■ **Problem details**
Please pick out every line in the records below that contains the string "Relative", matching its case exactly, and copy each of those lines.

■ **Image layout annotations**

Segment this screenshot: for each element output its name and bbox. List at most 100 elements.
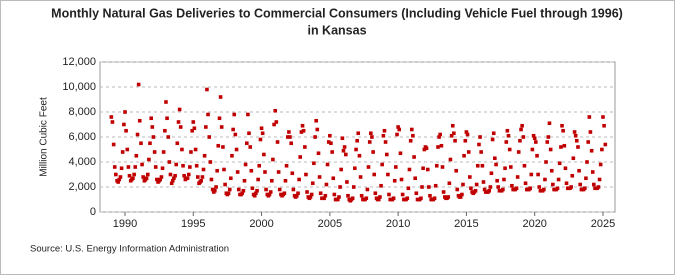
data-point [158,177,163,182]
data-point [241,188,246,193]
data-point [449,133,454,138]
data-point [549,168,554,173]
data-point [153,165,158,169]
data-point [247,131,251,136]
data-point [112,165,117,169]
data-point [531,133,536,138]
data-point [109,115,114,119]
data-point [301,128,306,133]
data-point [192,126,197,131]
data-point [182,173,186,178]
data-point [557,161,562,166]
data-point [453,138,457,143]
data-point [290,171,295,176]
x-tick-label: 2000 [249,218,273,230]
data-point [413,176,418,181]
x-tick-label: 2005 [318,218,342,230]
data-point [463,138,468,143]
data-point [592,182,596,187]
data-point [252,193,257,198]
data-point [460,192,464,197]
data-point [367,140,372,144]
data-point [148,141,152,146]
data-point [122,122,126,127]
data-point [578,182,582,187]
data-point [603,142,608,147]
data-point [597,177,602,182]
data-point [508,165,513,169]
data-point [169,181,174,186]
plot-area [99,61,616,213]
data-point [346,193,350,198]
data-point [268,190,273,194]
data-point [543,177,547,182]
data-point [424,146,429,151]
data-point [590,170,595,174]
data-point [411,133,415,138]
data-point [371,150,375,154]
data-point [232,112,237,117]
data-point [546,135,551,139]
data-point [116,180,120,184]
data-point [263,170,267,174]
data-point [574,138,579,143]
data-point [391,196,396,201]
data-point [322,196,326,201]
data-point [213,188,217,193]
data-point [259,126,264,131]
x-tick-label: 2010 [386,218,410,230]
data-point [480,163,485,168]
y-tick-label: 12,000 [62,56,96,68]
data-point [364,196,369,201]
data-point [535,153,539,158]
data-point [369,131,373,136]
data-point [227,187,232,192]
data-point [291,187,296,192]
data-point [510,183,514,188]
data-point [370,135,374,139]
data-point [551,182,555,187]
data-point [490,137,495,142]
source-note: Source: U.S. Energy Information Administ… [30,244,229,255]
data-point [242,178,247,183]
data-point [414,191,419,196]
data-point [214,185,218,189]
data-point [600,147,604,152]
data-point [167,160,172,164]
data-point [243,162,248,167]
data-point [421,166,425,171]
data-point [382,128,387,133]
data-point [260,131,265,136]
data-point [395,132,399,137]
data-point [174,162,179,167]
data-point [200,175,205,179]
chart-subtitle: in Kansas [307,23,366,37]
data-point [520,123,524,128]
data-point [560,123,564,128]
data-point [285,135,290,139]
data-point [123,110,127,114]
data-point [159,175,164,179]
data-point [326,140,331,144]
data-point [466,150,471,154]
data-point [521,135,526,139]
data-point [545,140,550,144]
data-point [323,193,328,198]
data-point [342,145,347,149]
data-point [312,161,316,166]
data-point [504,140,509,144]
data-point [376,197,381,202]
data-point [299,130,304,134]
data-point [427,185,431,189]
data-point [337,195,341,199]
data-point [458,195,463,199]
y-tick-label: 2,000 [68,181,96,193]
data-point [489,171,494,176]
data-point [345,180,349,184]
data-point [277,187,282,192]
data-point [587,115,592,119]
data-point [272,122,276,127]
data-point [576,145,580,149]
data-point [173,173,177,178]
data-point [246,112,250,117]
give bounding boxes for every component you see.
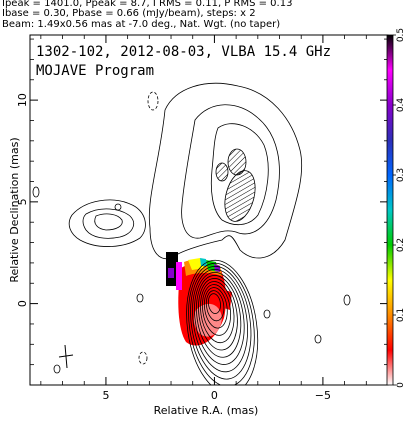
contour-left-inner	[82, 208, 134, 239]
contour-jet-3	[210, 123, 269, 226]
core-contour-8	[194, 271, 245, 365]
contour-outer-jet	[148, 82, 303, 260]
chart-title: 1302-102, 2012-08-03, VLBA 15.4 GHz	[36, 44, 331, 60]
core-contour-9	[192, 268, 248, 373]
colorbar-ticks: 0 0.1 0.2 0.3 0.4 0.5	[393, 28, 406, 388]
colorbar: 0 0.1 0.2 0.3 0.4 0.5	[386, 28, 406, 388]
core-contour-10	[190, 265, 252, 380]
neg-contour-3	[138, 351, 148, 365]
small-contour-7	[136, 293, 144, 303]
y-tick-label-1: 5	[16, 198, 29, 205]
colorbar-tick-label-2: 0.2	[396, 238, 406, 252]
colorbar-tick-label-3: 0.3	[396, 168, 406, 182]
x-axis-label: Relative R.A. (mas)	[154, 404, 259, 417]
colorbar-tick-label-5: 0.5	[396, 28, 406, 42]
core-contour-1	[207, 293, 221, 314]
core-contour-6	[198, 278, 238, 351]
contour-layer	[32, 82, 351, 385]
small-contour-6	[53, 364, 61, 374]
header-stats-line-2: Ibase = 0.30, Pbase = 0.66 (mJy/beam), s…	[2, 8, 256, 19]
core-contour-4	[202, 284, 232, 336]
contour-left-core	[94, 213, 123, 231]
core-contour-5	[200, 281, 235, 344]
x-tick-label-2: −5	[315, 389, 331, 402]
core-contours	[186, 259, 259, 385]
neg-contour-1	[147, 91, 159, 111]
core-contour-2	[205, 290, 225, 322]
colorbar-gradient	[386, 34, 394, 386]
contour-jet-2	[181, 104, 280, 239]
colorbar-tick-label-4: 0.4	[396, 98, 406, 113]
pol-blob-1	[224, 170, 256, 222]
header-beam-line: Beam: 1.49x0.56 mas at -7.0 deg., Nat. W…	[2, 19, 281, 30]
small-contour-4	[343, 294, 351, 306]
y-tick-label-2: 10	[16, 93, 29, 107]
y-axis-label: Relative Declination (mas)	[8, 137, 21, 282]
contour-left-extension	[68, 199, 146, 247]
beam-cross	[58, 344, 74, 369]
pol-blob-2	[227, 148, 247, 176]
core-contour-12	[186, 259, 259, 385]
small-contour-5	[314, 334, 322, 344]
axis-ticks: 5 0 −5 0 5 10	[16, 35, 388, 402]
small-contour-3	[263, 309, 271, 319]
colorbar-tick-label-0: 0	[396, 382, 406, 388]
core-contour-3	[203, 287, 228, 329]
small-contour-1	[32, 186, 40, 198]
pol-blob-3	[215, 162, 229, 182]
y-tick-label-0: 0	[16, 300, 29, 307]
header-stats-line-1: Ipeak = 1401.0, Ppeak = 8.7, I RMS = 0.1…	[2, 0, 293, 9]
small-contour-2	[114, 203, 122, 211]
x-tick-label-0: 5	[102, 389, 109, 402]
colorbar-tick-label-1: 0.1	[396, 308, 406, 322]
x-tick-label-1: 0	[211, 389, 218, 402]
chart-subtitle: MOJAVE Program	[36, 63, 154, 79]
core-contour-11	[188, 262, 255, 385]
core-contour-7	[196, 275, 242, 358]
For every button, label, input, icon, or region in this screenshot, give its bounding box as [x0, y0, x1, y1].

■ **The output**
x-axis-label: Relative R.A. (mas)	[154, 404, 259, 417]
y-axis-label: Relative Declination (mas)	[8, 137, 21, 282]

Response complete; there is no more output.